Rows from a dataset
============
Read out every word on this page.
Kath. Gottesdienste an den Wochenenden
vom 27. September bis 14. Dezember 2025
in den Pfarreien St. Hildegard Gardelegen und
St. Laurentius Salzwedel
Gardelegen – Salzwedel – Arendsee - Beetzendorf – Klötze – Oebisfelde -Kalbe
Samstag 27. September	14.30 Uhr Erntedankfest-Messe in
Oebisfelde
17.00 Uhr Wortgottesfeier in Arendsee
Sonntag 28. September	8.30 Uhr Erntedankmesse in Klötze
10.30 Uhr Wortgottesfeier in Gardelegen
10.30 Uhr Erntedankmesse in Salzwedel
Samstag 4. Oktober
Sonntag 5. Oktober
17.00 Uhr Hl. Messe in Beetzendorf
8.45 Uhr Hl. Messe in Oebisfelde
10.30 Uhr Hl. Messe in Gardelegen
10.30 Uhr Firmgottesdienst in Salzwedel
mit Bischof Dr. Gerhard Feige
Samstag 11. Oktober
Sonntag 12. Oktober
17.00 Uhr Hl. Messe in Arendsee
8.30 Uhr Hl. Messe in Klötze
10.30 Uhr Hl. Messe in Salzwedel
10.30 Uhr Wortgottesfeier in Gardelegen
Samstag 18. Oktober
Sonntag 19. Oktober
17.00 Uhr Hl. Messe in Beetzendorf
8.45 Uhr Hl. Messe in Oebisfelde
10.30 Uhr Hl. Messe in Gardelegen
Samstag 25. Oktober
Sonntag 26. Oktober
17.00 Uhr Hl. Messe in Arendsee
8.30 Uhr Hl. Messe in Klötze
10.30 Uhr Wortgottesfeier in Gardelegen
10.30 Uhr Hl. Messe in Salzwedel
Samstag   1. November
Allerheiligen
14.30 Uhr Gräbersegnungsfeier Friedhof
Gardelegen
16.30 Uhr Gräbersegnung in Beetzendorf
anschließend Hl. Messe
============
▶ [Short task] Take the entries above and transcribe them exactly.

▶ [Full solution]
Read out every word on this page.
Kath. Gottesdienste an den Wochenenden
vom 27. September bis 14. Dezember 2025
in den Pfarreien St. Hildegard Gardelegen und
St. Laurentius Salzwedel
Gardelegen – Salzwedel – Arendsee - Beetzendorf – Klötze – Oebisfelde -Kalbe
Samstag 27. September	14.30 Uhr Erntedankfest-Messe in
Oebisfelde
17.00 Uhr Wortgottesfeier in Arendsee
Sonntag 28. September	8.30 Uhr Erntedankmesse in Klötze
10.30 Uhr Wortgottesfeier in Gardelegen
10.30 Uhr Erntedankmesse in Salzwedel
Samstag 4. Oktober
Sonntag 5. Oktober
17.00 Uhr Hl. Messe in Beetzendorf
8.45 Uhr Hl. Messe in Oebisfelde
10.30 Uhr Hl. Messe in Gardelegen
10.30 Uhr Firmgottesdienst in Salzwedel
mit Bischof Dr. Gerhard Feige
Samstag 11. Oktober
Sonntag 12. Oktober
17.00 Uhr Hl. Messe in Arendsee
8.30 Uhr Hl. Messe in Klötze
10.30 Uhr Hl. Messe in Salzwedel
10.30 Uhr Wortgottesfeier in Gardelegen
Samstag 18. Oktober
Sonntag 19. Oktober
17.00 Uhr Hl. Messe in Beetzendorf
8.45 Uhr Hl. Messe in Oebisfelde
10.30 Uhr Hl. Messe in Gardelegen
Samstag 25. Oktober
Sonntag 26. Oktober
17.00 Uhr Hl. Messe in Arendsee
8.30 Uhr Hl. Messe in Klötze
10.30 Uhr Wortgottesfeier in Gardelegen
10.30 Uhr Hl. Messe in Salzwedel
Samstag   1. November
Allerheiligen
14.30 Uhr Gräbersegnungsfeier Friedhof
Gardelegen
16.30 Uhr Gräbersegnung in Beetzendorf
anschließend Hl. Messe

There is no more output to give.